■ WHAT IS NEEDED ■
Check each line of the records below for the word "queue" and copy those where it appears.

+ + + + +

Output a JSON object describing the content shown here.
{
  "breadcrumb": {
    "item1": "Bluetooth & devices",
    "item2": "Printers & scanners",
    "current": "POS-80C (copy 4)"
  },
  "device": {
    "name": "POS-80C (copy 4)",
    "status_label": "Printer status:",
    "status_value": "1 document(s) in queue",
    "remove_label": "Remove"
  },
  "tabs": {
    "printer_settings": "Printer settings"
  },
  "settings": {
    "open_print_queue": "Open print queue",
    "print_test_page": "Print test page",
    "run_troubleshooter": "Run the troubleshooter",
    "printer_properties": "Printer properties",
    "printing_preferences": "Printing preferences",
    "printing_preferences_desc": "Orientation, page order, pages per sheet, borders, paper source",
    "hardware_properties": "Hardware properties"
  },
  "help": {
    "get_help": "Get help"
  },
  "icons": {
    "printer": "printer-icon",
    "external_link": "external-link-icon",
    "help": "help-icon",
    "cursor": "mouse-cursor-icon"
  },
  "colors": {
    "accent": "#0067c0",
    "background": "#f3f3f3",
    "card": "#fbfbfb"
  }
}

+ + + + +

■ SOLUTION FOR THIS TASK ■
    "status_value": "1 document(s) in queue",
    "open_print_queue": "Open print queue",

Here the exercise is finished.